# Given information:
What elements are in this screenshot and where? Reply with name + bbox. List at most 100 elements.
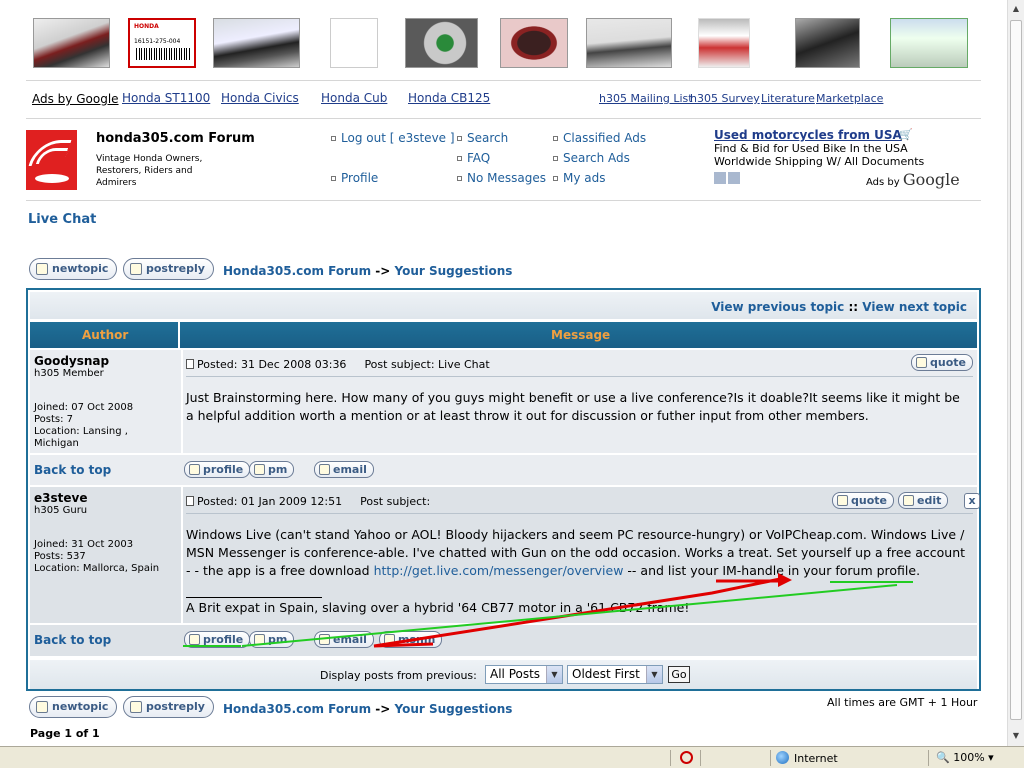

==

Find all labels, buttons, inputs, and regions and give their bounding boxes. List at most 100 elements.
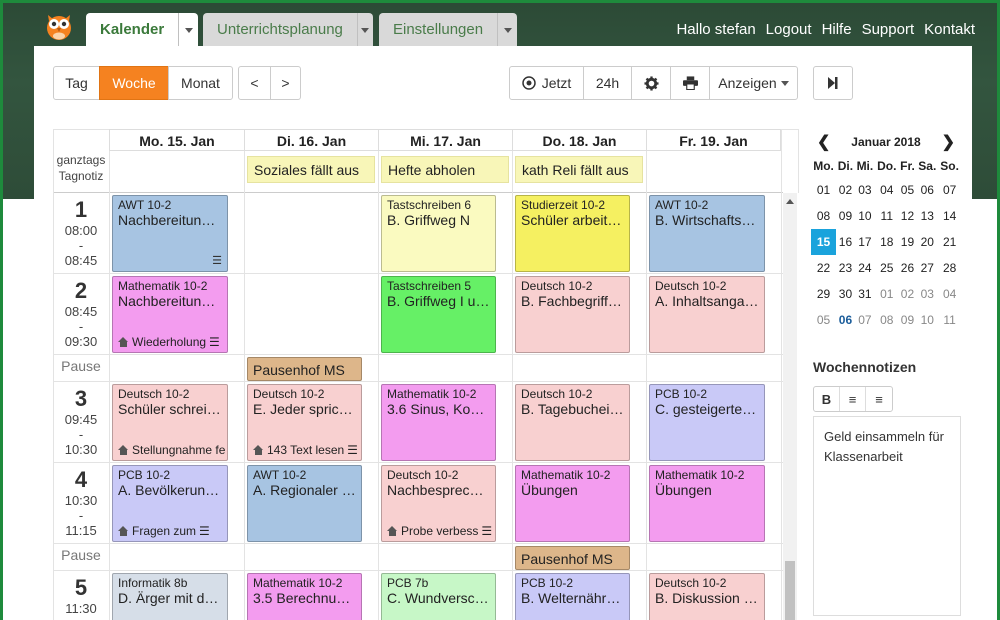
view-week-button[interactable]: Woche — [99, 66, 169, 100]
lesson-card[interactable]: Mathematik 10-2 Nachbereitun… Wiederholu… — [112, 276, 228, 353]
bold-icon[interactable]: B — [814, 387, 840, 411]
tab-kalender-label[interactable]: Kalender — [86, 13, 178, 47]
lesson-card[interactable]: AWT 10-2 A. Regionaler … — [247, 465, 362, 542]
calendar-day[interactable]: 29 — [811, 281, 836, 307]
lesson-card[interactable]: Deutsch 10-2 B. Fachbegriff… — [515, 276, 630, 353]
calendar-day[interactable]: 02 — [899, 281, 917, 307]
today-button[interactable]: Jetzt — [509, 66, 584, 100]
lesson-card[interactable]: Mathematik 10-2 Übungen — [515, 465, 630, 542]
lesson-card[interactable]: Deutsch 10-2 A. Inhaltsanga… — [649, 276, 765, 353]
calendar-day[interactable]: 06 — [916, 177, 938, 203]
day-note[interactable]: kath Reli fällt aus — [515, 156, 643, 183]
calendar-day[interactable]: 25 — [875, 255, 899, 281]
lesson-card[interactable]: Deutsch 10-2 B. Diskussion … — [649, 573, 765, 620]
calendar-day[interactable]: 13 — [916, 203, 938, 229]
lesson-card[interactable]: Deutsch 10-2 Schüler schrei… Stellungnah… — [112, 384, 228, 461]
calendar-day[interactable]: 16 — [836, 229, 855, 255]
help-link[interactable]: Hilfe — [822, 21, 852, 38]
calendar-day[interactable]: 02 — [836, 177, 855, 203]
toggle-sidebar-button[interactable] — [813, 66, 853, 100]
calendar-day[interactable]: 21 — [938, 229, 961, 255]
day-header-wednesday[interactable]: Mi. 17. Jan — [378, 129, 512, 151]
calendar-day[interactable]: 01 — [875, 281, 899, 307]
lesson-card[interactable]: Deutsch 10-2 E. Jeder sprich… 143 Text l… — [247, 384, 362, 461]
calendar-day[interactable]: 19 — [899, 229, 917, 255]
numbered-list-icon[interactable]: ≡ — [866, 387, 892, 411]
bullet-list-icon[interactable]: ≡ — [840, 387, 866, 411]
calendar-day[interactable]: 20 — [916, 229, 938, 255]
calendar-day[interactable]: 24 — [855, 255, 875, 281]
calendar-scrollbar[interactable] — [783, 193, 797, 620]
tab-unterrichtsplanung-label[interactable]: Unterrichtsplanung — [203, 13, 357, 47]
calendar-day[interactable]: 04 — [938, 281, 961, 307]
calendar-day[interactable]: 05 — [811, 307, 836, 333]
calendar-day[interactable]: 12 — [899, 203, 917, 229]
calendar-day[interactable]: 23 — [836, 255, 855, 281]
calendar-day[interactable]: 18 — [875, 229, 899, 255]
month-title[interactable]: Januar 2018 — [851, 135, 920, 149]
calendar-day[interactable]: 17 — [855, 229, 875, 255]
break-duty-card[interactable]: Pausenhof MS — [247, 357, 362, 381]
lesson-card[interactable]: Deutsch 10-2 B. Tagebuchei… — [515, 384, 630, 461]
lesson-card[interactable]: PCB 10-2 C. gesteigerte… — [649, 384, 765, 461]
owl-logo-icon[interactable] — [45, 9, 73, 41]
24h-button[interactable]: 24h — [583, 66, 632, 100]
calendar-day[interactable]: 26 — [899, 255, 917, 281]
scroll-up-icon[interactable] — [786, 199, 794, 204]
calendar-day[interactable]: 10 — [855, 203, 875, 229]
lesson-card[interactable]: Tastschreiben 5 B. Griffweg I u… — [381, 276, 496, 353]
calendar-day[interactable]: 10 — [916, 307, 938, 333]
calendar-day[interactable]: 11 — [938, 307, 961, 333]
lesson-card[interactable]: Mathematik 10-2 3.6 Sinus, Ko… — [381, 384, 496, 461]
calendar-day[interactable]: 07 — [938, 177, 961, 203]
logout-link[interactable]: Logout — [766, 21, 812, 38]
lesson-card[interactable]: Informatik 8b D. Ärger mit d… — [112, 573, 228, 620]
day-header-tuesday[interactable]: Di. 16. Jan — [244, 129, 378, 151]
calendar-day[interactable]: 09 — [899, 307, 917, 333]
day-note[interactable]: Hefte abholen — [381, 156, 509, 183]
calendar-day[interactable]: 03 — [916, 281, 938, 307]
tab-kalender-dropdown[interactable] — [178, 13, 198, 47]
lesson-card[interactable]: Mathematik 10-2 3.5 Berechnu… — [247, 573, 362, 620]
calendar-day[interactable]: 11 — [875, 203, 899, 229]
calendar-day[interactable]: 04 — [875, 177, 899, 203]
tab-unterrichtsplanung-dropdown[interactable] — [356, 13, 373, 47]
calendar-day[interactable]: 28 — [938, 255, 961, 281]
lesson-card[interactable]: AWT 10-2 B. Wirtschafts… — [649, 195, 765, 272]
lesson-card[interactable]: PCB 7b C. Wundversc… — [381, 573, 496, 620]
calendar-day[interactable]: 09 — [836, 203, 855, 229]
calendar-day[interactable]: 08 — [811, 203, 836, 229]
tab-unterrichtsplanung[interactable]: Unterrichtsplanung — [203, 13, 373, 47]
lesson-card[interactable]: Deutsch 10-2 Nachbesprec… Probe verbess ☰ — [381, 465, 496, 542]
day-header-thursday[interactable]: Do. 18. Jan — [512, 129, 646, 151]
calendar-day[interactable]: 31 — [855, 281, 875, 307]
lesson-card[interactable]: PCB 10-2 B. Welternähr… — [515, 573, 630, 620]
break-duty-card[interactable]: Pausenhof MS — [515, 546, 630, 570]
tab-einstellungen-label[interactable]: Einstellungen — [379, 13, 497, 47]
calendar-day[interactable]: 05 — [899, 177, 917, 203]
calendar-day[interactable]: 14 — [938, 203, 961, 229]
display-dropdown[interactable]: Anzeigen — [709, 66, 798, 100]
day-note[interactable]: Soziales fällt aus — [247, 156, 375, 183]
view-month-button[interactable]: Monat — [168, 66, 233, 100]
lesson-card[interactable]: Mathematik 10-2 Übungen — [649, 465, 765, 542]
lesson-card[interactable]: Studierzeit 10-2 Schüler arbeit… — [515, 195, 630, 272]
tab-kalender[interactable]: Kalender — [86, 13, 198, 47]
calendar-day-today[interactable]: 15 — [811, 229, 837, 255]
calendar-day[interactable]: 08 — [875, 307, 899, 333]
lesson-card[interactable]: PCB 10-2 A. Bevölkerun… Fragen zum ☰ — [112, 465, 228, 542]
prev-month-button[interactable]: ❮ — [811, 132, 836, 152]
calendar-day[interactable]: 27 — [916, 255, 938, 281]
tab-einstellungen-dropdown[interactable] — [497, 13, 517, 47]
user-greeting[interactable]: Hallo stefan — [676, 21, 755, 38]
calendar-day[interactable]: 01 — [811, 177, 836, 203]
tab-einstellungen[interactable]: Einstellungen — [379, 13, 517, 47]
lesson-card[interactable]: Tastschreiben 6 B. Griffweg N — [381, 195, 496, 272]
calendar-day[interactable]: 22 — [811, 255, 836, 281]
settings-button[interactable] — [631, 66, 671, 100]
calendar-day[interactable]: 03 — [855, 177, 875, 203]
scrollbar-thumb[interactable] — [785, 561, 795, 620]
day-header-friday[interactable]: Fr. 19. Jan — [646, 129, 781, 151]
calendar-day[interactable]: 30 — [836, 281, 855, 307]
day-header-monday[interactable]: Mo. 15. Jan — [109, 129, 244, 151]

# Goal:
Reproduce the entries verbatim, beginning at the line that contains "Find all labels, buttons, inputs, and" and ending after the line that contains "day-note[interactable]: kath Reli", with both of those lines included. Omit the picture lines from the output.

# Task result:
Find all labels, buttons, inputs, and regions and give their bounding boxes. List at most 100 elements.
view-week-button[interactable]: Woche — [99, 66, 169, 100]
lesson-card[interactable]: Mathematik 10-2 Nachbereitun… Wiederholu… — [112, 276, 228, 353]
bold-icon[interactable]: B — [814, 387, 840, 411]
tab-kalender-label[interactable]: Kalender — [86, 13, 178, 47]
lesson-card[interactable]: AWT 10-2 A. Regionaler … — [247, 465, 362, 542]
calendar-day[interactable]: 29 — [811, 281, 836, 307]
lesson-card[interactable]: Deutsch 10-2 B. Fachbegriff… — [515, 276, 630, 353]
calendar-day[interactable]: 02 — [899, 281, 917, 307]
today-button[interactable]: Jetzt — [509, 66, 584, 100]
lesson-card[interactable]: Mathematik 10-2 Übungen — [515, 465, 630, 542]
lesson-card[interactable]: Deutsch 10-2 A. Inhaltsanga… — [649, 276, 765, 353]
calendar-day[interactable]: 06 — [916, 177, 938, 203]
day-note[interactable]: kath Reli fällt aus — [515, 156, 643, 183]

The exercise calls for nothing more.